[BEGIN Dataset content]
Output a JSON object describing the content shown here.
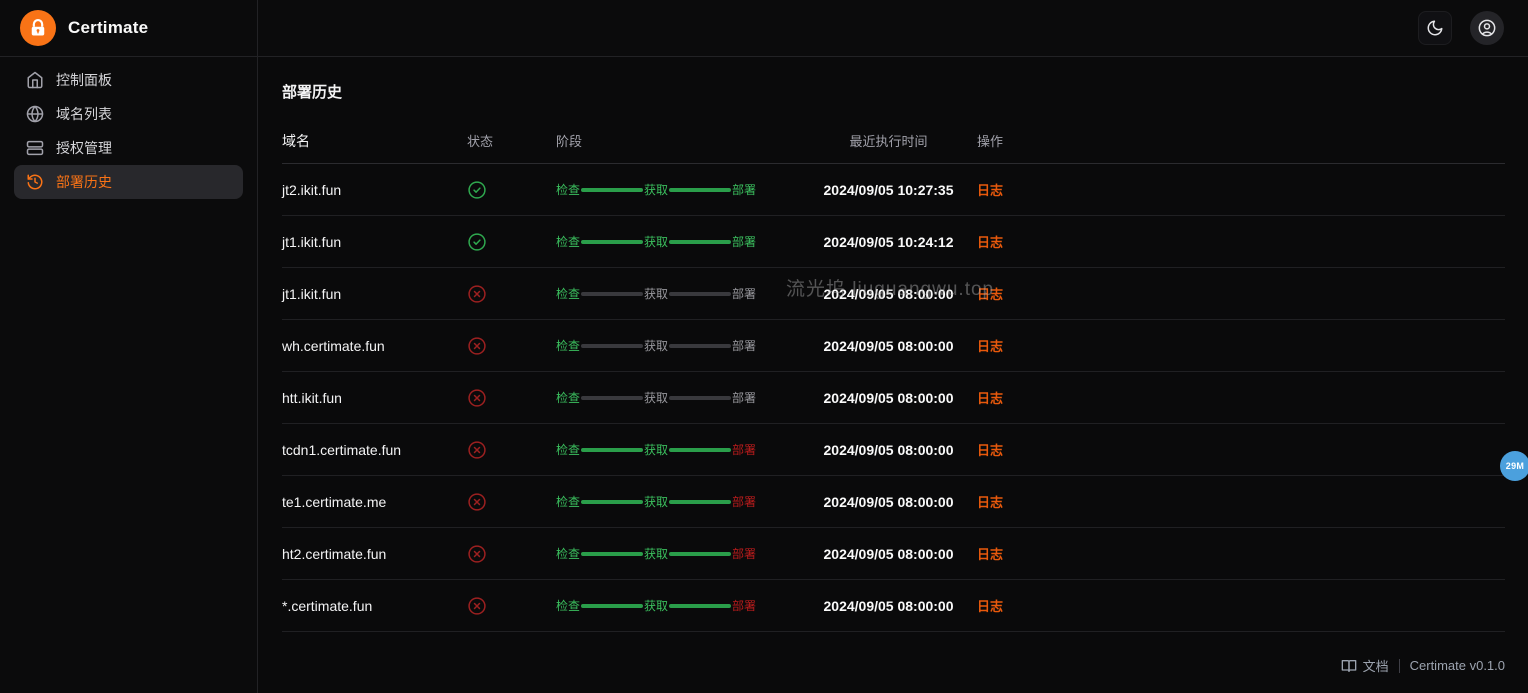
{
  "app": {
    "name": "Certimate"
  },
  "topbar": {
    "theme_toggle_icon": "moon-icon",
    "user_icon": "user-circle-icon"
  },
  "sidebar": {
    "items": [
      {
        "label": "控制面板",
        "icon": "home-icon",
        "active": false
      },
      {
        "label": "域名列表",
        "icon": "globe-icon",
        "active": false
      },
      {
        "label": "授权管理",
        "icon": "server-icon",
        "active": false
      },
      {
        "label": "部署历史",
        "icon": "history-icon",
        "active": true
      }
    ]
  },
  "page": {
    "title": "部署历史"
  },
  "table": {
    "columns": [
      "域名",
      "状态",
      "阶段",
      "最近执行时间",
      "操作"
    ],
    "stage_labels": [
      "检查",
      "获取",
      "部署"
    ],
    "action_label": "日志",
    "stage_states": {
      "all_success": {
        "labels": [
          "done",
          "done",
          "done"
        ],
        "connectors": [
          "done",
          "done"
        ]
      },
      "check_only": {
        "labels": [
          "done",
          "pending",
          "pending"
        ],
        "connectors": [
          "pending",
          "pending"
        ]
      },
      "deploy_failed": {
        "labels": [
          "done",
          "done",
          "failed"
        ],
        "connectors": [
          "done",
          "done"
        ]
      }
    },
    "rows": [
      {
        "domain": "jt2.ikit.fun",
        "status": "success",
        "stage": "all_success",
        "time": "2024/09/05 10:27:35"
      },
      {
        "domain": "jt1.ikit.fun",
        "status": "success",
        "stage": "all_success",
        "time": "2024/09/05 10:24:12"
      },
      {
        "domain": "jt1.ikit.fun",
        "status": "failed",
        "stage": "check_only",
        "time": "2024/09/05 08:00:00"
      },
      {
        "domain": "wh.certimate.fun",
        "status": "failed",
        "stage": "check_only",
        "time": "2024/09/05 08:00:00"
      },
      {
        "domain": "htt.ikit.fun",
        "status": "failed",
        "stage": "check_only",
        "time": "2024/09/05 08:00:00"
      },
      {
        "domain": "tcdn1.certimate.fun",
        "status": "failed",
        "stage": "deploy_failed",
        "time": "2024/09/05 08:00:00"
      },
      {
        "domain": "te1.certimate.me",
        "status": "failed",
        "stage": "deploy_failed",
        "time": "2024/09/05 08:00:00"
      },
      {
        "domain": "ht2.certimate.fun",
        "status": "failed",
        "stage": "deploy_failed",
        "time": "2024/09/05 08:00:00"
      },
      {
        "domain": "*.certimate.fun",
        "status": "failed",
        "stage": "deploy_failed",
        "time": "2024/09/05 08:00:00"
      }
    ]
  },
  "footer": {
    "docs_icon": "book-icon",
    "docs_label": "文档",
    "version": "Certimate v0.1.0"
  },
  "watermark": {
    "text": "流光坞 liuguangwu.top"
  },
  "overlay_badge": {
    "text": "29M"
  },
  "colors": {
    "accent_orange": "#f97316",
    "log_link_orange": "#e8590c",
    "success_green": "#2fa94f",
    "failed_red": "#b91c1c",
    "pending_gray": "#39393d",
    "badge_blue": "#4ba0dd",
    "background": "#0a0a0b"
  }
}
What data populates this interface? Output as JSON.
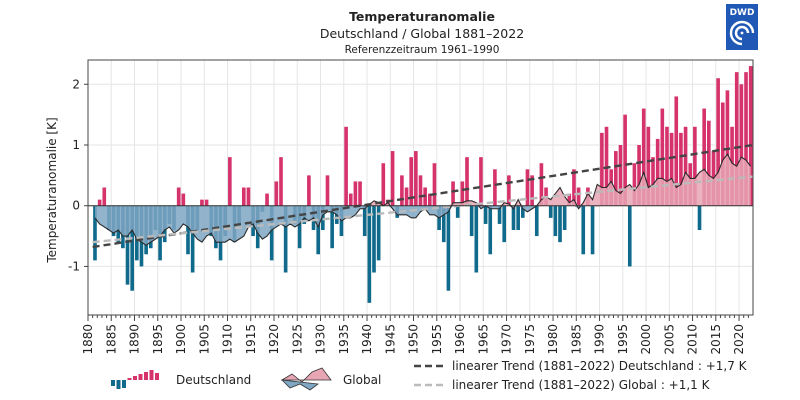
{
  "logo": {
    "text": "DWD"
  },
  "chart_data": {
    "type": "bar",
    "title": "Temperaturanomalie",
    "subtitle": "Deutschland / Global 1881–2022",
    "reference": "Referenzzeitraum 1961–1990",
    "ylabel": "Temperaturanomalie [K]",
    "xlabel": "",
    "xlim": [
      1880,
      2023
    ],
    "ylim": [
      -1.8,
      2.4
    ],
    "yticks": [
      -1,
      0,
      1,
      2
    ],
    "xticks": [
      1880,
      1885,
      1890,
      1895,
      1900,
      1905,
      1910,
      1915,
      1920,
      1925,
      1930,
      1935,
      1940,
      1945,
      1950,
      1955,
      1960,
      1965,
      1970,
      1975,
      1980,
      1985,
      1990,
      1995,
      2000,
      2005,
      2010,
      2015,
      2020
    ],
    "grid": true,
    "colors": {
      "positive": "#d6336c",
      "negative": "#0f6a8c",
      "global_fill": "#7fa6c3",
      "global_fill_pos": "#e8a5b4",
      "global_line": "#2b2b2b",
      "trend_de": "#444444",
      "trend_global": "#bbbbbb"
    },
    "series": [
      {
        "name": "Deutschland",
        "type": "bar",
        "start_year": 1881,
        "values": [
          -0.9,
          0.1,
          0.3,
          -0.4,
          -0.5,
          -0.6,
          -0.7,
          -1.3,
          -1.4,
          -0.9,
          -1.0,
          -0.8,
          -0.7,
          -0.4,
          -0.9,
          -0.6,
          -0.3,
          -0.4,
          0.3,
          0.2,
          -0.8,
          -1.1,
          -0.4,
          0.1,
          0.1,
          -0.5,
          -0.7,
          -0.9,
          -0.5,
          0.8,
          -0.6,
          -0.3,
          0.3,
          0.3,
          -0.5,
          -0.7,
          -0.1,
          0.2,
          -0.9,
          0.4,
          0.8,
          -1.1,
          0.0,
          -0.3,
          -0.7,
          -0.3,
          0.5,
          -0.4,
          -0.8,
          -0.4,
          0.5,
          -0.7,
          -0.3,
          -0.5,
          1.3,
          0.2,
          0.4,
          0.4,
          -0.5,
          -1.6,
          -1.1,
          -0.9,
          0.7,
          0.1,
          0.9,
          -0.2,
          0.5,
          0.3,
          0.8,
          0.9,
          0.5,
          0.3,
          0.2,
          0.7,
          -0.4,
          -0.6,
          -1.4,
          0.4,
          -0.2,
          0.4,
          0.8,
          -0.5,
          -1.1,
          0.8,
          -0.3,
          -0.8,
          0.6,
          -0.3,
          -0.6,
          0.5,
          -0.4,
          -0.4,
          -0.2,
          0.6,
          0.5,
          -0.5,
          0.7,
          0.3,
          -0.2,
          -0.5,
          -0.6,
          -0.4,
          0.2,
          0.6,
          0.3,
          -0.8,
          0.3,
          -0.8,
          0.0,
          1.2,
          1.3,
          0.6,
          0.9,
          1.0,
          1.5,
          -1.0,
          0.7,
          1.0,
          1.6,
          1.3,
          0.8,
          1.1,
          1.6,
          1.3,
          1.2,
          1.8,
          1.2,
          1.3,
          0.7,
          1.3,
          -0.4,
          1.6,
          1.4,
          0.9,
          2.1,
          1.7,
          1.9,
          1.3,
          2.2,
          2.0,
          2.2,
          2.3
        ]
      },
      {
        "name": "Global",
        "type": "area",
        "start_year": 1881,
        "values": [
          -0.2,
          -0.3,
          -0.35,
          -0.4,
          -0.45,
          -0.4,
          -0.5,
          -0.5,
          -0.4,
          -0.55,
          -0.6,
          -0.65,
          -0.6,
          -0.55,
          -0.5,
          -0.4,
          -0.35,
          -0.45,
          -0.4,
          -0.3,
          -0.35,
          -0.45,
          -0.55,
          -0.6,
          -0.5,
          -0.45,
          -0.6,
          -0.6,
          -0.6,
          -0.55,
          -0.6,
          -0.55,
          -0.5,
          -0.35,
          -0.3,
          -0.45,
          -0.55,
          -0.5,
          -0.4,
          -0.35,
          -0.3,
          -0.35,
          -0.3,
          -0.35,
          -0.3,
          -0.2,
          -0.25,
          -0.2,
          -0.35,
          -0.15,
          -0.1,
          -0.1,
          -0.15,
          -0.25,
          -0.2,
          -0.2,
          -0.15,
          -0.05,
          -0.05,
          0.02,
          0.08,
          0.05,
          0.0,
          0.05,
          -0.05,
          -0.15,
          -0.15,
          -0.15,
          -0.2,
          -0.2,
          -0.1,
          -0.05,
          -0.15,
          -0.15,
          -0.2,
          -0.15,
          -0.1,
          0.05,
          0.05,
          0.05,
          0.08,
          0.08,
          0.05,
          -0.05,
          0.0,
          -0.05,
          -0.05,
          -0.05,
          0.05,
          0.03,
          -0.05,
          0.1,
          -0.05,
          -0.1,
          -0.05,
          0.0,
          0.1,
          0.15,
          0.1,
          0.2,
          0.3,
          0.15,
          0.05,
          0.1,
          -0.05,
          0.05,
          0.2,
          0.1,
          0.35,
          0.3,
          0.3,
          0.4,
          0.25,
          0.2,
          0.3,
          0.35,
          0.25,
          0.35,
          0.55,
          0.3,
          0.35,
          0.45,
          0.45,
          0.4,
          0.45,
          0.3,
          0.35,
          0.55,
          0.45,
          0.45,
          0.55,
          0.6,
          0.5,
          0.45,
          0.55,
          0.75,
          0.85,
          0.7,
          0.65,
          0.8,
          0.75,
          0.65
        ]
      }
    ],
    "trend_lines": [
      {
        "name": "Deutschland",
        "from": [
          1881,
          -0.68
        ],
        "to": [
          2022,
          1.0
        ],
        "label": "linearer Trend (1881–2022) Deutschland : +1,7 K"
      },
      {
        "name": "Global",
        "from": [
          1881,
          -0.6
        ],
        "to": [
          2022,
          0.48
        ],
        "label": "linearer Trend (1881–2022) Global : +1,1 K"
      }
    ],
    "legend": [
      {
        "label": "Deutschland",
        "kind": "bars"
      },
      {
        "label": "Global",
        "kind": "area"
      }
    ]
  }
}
[END Dataset content]
[BEGIN Dataset content]
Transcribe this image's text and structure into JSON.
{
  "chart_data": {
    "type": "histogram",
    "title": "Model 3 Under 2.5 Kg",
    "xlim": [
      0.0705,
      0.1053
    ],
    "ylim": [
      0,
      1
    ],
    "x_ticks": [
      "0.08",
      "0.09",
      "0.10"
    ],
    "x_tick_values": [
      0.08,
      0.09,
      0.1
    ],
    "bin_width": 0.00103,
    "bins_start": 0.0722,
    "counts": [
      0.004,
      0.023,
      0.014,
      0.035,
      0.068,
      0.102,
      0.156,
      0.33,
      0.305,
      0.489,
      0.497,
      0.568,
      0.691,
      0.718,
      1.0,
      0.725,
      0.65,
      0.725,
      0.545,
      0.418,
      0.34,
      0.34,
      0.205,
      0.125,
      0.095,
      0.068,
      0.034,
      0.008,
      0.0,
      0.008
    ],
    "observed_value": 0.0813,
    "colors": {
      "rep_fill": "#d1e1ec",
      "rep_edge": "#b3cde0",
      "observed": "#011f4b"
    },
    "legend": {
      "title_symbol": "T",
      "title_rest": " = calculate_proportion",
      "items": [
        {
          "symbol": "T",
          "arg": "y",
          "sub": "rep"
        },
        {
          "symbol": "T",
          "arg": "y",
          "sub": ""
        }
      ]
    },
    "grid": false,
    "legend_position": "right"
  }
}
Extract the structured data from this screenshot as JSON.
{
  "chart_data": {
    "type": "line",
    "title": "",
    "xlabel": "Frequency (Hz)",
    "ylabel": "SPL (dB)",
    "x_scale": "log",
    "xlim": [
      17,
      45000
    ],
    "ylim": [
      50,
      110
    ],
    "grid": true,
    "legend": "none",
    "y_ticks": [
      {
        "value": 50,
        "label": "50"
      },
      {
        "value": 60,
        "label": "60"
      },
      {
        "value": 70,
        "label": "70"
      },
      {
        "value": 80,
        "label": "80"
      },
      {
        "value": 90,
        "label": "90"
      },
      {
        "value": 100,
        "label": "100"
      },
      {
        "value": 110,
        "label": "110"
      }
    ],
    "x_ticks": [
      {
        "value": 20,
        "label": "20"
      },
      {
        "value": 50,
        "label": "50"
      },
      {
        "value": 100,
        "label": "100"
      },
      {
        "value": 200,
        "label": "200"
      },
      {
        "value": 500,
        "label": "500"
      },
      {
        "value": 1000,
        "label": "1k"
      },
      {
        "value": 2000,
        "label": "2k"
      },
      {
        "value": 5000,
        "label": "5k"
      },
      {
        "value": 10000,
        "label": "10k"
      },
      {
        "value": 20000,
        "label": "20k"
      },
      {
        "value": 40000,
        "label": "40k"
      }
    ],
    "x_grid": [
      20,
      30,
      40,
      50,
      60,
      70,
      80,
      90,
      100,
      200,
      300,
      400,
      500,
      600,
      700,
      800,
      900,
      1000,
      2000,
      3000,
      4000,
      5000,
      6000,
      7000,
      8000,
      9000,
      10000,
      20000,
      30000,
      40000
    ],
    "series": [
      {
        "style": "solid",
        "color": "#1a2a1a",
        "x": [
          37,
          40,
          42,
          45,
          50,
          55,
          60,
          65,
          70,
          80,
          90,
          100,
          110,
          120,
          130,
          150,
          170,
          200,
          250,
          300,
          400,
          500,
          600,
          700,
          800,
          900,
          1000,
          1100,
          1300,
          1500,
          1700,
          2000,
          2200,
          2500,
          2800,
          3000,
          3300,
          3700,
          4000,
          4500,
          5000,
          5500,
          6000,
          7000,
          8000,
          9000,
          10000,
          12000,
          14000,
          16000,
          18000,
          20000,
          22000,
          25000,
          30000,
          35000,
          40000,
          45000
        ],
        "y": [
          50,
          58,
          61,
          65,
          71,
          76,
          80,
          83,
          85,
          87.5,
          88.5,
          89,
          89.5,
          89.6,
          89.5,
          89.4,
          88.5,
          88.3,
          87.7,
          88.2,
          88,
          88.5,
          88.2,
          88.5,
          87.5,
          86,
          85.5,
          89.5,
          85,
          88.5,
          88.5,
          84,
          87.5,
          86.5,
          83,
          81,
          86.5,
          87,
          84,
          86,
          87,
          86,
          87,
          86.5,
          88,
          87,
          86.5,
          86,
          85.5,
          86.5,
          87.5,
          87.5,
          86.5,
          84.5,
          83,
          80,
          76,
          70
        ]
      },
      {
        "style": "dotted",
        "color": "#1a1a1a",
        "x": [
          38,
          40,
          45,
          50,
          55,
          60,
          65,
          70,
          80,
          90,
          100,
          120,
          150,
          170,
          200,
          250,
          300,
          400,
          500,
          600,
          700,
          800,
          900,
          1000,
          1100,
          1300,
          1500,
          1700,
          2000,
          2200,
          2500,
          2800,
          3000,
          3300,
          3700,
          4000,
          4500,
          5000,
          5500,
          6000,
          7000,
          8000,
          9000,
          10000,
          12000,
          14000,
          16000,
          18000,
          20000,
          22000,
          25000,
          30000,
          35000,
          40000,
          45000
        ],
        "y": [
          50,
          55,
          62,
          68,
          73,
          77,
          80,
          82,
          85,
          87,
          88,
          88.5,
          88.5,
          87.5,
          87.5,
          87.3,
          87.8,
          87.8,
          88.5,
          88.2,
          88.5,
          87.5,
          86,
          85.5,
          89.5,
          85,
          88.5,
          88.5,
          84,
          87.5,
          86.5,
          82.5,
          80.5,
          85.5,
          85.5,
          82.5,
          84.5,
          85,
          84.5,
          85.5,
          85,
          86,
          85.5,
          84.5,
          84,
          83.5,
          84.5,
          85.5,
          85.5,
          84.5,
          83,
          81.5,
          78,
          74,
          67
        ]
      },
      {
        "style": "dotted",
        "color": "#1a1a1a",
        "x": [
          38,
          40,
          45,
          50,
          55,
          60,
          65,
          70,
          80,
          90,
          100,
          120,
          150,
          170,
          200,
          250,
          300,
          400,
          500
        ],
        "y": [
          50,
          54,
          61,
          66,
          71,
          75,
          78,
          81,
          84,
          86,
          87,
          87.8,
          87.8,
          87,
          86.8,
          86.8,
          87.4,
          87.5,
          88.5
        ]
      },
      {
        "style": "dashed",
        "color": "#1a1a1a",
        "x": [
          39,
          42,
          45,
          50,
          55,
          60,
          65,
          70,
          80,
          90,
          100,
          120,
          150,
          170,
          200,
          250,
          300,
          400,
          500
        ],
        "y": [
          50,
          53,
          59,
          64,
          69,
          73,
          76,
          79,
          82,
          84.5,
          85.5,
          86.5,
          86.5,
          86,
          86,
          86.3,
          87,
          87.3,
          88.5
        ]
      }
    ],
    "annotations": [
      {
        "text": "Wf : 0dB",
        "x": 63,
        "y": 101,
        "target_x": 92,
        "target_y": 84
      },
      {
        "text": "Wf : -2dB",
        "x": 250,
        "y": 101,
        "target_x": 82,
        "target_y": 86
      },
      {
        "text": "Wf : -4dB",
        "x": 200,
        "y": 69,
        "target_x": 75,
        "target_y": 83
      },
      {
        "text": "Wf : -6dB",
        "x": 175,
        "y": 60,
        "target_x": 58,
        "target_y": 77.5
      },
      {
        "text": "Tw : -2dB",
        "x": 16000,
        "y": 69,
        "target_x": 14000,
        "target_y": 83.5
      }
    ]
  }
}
[END Dataset content]
(What is required) Using the records above, list each line that includes "JSON".

(Written answer)
Output a JSON object describing the content shown here.
What data populates this interface? Output as JSON.
Transcribe this image's text and structure into JSON.
Extract the structured data from this screenshot as JSON.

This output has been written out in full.